:: DATA SHOWN ::

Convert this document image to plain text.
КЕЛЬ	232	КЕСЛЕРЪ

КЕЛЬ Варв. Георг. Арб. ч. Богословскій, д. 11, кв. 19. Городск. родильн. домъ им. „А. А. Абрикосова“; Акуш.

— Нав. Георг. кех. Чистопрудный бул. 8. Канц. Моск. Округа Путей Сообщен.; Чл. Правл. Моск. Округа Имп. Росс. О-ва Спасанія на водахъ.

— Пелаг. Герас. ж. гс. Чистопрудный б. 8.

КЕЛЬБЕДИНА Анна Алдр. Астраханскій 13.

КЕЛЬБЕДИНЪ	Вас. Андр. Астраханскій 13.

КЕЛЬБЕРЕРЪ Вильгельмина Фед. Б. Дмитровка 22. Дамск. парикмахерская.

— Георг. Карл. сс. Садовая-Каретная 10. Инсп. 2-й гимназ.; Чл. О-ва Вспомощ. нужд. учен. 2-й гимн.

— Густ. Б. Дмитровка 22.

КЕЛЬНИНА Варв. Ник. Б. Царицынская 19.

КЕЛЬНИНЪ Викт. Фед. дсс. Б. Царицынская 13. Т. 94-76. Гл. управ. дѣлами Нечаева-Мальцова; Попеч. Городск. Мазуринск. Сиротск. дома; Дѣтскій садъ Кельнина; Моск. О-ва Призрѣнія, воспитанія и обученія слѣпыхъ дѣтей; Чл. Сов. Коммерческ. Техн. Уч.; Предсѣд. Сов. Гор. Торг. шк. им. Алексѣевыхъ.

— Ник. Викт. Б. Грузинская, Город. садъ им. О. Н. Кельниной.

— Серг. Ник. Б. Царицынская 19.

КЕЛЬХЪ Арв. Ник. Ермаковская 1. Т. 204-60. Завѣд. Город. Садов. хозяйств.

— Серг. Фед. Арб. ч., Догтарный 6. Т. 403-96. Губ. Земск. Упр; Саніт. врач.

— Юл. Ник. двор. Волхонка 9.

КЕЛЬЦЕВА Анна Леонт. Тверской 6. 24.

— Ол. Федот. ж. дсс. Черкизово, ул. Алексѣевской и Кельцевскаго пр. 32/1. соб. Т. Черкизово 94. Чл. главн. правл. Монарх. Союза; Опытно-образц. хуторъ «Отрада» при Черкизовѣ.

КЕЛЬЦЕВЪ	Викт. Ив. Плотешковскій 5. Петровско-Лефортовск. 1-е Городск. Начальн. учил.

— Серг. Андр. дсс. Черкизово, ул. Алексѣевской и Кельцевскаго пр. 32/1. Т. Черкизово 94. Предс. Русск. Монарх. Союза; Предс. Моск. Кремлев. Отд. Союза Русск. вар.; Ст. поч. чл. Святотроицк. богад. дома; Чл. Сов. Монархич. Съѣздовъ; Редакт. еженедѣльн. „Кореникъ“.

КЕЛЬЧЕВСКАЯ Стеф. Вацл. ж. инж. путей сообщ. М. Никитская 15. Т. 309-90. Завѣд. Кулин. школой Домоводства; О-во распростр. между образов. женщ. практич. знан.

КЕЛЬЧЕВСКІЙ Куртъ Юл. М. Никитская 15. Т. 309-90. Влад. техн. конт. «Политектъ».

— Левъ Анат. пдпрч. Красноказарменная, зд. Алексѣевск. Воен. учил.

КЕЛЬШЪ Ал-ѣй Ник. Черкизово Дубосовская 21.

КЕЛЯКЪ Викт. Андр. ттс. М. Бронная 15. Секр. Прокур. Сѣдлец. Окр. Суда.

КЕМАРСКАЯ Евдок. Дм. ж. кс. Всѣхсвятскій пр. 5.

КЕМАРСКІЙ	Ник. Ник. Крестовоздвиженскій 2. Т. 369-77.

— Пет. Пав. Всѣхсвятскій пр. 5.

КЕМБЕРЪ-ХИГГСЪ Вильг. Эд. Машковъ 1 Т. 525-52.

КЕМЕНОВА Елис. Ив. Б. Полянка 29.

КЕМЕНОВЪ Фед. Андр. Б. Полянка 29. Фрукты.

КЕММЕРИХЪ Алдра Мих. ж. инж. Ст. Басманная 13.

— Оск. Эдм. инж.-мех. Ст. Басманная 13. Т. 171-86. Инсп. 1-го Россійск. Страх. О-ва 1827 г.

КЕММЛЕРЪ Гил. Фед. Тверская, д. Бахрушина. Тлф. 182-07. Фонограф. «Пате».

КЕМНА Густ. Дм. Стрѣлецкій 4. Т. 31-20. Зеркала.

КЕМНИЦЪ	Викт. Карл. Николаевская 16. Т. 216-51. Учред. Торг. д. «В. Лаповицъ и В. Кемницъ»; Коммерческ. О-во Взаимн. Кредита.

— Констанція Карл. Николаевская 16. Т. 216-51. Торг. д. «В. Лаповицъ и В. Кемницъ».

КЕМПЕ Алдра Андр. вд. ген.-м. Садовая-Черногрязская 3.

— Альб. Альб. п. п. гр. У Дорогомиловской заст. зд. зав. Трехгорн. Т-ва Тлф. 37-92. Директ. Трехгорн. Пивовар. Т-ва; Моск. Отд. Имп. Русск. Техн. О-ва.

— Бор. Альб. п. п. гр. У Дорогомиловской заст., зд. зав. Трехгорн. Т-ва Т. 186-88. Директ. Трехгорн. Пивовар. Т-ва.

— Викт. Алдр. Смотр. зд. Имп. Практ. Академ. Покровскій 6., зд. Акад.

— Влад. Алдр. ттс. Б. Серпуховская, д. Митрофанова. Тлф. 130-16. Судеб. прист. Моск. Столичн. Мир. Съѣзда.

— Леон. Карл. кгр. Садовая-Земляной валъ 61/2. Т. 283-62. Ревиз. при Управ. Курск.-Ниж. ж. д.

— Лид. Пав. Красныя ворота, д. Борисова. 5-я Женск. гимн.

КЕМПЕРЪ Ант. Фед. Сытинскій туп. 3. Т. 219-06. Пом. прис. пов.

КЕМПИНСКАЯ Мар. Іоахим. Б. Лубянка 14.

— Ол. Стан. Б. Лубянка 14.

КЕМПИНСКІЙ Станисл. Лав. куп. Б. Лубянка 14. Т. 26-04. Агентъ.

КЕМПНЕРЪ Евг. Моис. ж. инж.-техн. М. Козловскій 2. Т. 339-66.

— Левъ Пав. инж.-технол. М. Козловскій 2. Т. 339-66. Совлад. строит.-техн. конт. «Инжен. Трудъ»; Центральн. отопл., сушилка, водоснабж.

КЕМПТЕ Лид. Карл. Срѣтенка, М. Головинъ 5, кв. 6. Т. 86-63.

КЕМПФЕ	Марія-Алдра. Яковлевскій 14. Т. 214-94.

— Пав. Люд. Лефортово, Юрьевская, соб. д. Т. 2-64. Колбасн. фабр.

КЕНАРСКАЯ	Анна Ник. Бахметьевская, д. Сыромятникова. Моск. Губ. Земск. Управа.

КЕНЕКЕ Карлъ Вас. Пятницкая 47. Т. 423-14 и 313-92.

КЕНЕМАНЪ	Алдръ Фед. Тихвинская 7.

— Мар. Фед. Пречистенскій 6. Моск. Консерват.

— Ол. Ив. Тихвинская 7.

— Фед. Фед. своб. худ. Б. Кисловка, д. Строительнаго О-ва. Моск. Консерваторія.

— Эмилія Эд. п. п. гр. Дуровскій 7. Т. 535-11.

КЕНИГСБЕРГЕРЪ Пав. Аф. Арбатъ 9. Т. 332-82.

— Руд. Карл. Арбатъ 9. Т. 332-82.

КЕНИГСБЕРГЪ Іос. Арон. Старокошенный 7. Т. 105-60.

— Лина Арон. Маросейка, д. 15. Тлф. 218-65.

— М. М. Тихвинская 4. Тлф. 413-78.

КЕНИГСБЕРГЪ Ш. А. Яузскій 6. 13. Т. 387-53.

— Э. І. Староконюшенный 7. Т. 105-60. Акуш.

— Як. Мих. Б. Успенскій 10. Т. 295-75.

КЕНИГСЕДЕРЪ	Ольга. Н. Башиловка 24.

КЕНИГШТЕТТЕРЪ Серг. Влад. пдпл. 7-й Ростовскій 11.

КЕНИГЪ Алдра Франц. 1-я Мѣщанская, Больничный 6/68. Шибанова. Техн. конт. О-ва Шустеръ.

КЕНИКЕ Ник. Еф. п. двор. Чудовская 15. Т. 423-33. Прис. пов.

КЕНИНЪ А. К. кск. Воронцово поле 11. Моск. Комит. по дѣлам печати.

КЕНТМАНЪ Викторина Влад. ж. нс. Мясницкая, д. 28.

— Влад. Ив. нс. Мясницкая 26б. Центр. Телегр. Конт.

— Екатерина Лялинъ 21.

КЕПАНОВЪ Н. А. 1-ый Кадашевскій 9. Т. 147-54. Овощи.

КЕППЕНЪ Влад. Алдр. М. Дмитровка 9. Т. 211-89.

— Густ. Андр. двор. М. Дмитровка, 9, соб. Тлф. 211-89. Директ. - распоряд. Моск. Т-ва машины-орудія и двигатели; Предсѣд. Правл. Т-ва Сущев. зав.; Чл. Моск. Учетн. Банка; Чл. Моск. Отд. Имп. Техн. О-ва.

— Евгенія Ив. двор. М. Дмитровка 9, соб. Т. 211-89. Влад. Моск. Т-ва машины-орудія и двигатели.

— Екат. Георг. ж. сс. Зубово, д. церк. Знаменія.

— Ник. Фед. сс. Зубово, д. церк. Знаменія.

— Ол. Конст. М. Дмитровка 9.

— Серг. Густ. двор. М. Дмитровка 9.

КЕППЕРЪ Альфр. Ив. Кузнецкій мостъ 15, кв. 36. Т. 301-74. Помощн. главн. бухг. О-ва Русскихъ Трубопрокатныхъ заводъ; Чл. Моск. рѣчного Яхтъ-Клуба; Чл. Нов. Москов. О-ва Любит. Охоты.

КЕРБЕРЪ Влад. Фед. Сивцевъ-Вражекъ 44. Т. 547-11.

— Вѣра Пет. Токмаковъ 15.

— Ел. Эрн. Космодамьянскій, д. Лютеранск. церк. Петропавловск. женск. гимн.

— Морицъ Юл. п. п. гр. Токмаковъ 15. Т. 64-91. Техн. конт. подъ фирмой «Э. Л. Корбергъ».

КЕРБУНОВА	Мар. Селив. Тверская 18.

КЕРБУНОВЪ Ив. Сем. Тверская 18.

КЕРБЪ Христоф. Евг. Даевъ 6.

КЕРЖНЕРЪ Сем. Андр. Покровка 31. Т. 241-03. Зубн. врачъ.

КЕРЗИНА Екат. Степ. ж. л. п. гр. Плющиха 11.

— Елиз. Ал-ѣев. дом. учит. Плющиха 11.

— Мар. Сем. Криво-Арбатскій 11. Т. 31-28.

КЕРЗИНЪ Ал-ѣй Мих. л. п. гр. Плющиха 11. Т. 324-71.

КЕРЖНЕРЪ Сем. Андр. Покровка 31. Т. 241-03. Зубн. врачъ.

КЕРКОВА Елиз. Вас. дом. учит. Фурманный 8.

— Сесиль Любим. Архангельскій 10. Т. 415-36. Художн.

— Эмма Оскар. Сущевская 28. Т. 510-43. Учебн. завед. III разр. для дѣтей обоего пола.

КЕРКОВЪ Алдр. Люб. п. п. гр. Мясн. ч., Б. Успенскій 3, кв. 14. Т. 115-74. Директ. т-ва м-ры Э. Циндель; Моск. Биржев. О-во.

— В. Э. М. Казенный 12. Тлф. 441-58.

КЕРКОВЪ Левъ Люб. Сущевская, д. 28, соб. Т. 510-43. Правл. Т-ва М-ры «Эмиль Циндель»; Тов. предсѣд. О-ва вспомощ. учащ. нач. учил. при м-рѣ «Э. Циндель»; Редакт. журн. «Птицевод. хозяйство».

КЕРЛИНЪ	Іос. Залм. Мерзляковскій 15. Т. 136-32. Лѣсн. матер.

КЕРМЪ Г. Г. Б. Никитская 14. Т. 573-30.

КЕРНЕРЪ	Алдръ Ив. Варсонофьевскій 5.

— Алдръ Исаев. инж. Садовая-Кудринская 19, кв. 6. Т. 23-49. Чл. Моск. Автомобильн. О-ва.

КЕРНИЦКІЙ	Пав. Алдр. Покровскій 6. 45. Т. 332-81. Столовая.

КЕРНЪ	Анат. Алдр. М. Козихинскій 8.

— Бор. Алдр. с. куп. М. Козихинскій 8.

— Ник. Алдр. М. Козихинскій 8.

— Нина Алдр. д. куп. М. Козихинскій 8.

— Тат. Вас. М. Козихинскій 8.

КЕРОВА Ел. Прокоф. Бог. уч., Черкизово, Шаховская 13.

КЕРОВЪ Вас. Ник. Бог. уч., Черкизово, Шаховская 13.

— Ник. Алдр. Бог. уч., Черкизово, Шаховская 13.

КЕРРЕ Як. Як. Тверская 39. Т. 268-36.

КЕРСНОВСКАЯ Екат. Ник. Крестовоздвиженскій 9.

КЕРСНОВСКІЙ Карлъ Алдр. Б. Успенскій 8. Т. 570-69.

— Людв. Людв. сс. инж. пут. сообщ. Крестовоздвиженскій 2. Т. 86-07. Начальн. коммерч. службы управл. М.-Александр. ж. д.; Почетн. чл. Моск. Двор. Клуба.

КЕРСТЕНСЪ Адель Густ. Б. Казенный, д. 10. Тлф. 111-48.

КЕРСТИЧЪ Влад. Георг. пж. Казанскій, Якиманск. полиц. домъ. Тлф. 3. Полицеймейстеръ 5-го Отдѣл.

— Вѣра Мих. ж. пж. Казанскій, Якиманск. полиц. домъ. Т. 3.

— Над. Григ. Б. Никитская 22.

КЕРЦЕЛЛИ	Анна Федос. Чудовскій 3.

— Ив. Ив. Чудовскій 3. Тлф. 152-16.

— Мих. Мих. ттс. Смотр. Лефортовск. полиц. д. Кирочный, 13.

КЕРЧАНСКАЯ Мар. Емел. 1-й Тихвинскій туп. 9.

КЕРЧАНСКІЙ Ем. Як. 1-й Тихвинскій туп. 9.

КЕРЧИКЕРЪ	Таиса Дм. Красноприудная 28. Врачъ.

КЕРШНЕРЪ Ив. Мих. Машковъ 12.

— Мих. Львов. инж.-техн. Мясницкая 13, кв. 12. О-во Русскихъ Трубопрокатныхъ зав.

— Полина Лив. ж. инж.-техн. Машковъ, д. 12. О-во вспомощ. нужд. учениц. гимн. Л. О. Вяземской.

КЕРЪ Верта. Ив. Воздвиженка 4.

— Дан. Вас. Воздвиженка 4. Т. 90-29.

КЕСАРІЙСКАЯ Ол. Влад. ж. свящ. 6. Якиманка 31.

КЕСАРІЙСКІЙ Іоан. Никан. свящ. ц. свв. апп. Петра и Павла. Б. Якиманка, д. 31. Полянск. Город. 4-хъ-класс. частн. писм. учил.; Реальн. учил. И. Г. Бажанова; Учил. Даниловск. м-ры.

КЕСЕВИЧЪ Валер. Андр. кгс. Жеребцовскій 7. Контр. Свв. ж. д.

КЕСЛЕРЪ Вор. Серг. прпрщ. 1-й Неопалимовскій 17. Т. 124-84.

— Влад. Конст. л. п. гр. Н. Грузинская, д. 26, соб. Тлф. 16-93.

:::

■ DIRECTION: Go over the records above line by line and count those holding the word "церк". Reply only with the number.

■ ANSWER: 3